>> start Task input
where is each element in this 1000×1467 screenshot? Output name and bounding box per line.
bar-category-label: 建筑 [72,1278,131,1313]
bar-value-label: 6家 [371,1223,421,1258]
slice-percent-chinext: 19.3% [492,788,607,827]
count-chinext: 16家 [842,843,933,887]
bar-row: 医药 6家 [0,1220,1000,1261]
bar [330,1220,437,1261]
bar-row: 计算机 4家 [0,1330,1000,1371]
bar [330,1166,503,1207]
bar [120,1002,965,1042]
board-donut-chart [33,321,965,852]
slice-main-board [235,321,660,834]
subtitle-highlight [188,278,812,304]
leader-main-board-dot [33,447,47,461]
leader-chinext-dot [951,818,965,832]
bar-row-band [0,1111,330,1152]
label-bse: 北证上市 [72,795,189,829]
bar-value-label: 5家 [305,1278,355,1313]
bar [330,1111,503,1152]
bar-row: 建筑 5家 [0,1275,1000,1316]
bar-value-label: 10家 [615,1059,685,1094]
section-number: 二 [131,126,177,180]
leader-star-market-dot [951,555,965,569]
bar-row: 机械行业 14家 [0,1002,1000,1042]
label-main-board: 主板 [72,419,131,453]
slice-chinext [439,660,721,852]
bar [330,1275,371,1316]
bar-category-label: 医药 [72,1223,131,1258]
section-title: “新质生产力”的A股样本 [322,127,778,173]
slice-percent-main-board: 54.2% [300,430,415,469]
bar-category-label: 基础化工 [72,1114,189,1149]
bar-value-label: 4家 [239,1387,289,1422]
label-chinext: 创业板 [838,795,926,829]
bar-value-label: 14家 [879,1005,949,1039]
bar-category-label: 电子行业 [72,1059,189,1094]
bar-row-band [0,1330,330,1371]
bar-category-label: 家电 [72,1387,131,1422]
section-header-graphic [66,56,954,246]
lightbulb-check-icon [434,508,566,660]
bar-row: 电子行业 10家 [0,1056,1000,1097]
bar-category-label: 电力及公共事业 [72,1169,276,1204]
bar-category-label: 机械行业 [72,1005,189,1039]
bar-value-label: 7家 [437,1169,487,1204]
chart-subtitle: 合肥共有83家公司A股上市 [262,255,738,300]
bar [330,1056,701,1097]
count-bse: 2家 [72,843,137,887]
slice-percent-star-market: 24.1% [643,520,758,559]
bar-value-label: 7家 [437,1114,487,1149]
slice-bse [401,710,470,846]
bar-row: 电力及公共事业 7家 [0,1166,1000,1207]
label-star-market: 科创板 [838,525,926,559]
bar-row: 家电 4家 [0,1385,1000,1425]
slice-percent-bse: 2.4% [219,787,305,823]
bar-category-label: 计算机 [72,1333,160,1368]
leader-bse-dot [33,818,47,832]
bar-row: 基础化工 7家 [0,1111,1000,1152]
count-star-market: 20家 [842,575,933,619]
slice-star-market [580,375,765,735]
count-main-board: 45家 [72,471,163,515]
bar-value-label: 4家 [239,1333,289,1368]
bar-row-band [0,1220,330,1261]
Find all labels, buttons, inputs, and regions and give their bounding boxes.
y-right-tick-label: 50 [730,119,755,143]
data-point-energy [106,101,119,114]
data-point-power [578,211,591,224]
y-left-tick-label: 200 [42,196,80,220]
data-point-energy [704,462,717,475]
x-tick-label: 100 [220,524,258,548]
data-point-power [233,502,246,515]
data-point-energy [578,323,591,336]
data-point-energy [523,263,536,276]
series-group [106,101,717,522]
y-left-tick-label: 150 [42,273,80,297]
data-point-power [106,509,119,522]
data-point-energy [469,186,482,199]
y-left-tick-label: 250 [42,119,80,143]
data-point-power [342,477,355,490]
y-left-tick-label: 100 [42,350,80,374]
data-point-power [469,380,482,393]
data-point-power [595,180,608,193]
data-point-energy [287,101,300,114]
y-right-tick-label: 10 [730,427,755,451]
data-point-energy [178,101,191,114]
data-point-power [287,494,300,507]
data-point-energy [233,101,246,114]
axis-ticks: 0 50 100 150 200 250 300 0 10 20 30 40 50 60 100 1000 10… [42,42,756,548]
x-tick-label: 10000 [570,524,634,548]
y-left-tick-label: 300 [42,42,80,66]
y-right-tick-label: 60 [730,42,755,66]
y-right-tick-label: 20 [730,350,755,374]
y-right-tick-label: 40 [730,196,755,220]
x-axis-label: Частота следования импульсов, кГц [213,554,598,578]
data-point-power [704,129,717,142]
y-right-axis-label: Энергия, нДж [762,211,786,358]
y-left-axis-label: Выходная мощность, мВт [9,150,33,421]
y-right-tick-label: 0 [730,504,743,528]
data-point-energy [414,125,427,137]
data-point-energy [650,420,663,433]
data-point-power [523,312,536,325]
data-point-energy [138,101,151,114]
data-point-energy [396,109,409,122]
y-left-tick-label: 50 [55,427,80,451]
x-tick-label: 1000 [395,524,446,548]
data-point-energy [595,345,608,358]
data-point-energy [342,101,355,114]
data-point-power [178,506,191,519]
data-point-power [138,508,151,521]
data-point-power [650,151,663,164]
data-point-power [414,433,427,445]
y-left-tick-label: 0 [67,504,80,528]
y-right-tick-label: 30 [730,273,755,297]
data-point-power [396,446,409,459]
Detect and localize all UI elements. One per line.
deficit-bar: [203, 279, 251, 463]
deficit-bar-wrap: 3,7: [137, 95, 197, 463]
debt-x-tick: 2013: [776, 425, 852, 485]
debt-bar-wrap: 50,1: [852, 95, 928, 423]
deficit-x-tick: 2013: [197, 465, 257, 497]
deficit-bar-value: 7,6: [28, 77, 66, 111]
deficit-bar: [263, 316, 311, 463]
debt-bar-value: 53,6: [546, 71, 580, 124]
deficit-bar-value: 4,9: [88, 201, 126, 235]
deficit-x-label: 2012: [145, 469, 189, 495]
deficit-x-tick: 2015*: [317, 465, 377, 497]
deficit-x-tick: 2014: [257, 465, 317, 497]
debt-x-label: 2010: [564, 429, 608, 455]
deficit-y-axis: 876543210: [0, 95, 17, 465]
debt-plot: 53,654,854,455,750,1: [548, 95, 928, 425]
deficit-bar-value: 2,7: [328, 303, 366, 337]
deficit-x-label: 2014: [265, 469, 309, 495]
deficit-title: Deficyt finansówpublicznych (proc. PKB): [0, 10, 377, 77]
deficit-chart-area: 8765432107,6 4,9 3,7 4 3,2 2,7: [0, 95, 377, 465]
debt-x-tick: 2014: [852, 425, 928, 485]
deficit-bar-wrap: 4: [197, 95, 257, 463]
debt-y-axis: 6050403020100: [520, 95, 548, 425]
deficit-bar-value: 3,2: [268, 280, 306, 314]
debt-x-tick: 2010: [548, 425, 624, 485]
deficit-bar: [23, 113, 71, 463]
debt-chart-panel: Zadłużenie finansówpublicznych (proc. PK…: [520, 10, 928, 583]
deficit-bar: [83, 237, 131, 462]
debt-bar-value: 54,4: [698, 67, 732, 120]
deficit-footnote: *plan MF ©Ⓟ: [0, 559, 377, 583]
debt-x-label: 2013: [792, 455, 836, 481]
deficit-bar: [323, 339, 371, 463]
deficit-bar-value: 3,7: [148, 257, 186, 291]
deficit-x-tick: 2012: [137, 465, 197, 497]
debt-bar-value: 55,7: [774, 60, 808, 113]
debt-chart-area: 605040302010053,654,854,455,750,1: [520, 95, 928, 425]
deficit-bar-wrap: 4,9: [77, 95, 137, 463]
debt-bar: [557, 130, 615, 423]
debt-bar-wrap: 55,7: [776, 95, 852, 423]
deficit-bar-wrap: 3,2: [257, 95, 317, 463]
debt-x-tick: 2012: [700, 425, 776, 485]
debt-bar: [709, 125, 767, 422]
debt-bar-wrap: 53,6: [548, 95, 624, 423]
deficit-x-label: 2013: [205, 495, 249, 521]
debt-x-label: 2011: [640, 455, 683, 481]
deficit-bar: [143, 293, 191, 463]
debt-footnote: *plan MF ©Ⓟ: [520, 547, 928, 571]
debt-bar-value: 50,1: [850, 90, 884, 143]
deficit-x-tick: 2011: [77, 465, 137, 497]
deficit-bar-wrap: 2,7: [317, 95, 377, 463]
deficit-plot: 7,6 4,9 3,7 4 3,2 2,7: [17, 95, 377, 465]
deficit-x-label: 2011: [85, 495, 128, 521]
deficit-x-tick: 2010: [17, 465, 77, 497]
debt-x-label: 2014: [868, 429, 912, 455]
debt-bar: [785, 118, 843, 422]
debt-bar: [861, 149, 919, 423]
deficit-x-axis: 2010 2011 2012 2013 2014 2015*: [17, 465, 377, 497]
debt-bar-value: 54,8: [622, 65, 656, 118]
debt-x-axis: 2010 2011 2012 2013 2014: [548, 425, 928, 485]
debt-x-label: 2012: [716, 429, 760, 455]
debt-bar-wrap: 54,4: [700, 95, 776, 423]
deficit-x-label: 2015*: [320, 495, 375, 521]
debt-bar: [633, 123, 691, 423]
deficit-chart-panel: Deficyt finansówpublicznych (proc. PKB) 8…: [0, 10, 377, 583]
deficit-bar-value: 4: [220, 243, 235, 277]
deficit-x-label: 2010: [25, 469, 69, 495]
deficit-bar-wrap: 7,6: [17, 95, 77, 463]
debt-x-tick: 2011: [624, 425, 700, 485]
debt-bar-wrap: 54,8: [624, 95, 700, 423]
>> end Task input
Return, with no changes, every line of the rows from the very first one up to and including the line with "label-bse: 北证上市 [72,795,189,829]".

» Solution to the problem
where is each element in this 1000×1467 screenshot? Output name and bounding box per line.
bar-category-label: 建筑 [72,1278,131,1313]
bar-value-label: 6家 [371,1223,421,1258]
slice-percent-chinext: 19.3% [492,788,607,827]
count-chinext: 16家 [842,843,933,887]
bar-row: 医药 6家 [0,1220,1000,1261]
bar [330,1220,437,1261]
bar-row: 计算机 4家 [0,1330,1000,1371]
bar [330,1166,503,1207]
bar [120,1002,965,1042]
board-donut-chart [33,321,965,852]
slice-main-board [235,321,660,834]
subtitle-highlight [188,278,812,304]
leader-main-board-dot [33,447,47,461]
leader-chinext-dot [951,818,965,832]
bar-row-band [0,1111,330,1152]
label-bse: 北证上市 [72,795,189,829]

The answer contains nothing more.